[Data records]
....

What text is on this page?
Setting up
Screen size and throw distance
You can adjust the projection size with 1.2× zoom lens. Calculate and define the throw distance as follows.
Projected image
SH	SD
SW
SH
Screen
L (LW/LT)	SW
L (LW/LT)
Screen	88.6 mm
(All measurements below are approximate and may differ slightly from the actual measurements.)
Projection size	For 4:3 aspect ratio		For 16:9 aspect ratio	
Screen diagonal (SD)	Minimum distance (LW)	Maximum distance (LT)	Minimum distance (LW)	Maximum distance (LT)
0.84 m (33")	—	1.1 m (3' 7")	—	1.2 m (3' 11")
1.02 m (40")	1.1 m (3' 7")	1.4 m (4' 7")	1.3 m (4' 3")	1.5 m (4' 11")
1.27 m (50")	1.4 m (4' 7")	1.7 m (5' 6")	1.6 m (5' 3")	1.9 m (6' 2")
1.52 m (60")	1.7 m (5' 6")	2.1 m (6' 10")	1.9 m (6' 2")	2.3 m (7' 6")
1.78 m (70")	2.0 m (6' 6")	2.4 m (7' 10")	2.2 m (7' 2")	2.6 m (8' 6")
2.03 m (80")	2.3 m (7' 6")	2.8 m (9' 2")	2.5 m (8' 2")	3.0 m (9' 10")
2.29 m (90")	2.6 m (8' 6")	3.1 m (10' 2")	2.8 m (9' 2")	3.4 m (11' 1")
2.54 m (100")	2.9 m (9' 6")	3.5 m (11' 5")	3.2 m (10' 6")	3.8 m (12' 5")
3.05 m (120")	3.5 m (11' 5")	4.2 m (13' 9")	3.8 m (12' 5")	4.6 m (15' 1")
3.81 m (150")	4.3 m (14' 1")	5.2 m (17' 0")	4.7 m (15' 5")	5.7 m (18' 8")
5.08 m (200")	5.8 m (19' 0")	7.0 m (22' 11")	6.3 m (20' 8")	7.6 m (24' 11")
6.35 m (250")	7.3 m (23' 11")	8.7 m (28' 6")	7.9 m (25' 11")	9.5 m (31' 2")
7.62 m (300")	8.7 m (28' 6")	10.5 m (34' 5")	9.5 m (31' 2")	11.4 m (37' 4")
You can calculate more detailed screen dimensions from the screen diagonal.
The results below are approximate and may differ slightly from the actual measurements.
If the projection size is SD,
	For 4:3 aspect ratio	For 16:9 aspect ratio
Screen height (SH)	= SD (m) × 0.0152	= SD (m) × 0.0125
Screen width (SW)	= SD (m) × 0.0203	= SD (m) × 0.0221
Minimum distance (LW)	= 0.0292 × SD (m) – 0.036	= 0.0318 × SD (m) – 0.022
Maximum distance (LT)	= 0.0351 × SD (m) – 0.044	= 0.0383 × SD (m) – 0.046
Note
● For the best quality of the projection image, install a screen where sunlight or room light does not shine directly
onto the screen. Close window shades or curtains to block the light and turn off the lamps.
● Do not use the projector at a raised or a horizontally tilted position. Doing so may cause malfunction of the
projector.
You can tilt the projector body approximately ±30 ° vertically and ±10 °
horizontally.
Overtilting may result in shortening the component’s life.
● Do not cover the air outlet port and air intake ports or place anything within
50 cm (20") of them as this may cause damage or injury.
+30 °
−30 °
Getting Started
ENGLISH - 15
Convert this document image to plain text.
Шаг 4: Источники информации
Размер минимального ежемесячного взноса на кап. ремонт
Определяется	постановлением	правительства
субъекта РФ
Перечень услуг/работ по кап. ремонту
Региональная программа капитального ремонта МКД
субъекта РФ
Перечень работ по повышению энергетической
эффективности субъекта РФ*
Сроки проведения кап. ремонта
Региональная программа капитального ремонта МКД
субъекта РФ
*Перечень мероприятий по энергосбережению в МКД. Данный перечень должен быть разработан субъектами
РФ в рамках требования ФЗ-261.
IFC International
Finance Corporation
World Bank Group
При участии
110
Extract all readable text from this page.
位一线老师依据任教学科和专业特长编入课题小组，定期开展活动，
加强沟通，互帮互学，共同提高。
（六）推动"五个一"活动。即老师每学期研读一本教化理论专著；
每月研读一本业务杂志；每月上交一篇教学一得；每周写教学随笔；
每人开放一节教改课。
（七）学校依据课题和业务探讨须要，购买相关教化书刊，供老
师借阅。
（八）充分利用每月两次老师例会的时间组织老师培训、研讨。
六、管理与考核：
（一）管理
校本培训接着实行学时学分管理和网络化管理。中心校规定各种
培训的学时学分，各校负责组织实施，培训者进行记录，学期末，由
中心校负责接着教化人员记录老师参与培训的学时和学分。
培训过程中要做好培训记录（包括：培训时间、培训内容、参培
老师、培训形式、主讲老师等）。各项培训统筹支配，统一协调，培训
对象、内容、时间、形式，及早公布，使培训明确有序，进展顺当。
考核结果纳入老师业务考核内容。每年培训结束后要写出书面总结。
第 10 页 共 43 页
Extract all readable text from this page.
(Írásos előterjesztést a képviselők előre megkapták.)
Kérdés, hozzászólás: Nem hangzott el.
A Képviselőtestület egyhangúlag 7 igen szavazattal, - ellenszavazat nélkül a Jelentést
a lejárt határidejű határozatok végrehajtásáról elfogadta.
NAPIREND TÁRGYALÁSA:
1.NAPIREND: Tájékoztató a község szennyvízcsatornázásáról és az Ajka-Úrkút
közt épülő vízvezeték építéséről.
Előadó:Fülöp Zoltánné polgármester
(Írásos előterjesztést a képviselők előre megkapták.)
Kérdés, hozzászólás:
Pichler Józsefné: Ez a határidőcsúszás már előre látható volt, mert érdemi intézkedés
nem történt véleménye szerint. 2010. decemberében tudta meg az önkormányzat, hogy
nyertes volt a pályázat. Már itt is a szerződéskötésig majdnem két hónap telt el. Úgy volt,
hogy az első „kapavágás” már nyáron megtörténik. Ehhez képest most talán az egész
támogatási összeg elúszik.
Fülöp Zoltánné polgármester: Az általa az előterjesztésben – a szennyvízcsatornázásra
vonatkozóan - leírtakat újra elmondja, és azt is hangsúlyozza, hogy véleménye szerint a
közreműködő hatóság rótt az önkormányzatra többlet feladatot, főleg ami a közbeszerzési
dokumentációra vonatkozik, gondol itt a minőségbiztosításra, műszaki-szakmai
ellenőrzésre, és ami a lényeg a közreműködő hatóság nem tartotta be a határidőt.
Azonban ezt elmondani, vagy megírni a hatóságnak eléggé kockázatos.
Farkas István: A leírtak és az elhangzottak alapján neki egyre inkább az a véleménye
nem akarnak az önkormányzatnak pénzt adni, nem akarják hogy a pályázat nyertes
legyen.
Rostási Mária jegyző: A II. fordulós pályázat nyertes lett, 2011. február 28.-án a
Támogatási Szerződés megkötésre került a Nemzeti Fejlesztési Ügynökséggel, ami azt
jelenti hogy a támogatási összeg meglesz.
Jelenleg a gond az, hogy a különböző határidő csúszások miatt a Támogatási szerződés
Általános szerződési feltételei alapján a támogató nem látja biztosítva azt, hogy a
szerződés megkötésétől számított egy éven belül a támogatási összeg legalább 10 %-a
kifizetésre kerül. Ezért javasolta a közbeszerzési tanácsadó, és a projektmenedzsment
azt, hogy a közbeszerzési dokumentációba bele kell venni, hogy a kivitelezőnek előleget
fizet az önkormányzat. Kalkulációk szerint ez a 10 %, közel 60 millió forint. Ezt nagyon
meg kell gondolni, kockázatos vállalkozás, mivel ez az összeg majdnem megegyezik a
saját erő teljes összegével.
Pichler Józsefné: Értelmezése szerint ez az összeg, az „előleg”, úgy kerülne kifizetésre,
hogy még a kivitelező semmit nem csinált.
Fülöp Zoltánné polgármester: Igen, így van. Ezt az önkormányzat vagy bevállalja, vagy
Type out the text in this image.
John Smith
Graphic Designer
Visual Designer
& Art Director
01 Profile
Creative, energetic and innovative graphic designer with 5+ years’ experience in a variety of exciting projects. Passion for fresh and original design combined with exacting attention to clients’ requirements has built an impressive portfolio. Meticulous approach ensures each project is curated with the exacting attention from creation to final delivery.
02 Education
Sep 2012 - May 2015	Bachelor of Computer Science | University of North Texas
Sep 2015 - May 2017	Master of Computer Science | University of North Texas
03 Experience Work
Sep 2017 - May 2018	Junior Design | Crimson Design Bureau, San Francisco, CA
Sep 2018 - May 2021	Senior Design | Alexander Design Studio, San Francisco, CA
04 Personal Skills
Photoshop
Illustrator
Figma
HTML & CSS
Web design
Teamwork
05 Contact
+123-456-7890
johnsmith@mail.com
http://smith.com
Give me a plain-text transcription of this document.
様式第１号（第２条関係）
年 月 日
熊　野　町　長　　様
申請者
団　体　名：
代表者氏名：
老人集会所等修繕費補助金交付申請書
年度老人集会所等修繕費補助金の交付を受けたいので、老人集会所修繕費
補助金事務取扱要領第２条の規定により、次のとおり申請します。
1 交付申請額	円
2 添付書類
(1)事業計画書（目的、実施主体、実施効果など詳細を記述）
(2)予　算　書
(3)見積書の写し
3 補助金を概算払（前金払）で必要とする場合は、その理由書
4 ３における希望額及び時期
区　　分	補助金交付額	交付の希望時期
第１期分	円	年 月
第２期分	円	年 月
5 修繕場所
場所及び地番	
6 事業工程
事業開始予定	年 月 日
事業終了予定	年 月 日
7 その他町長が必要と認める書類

....

= AIM OF THE TASK =
Reproduce every line of the listing above in which the string "Computer" appears.

= RIGHT ANSWER =
Sep 2012 - May 2015	Bachelor of Computer Science | University of North Texas
Sep 2015 - May 2017	Master of Computer Science | University of North Texas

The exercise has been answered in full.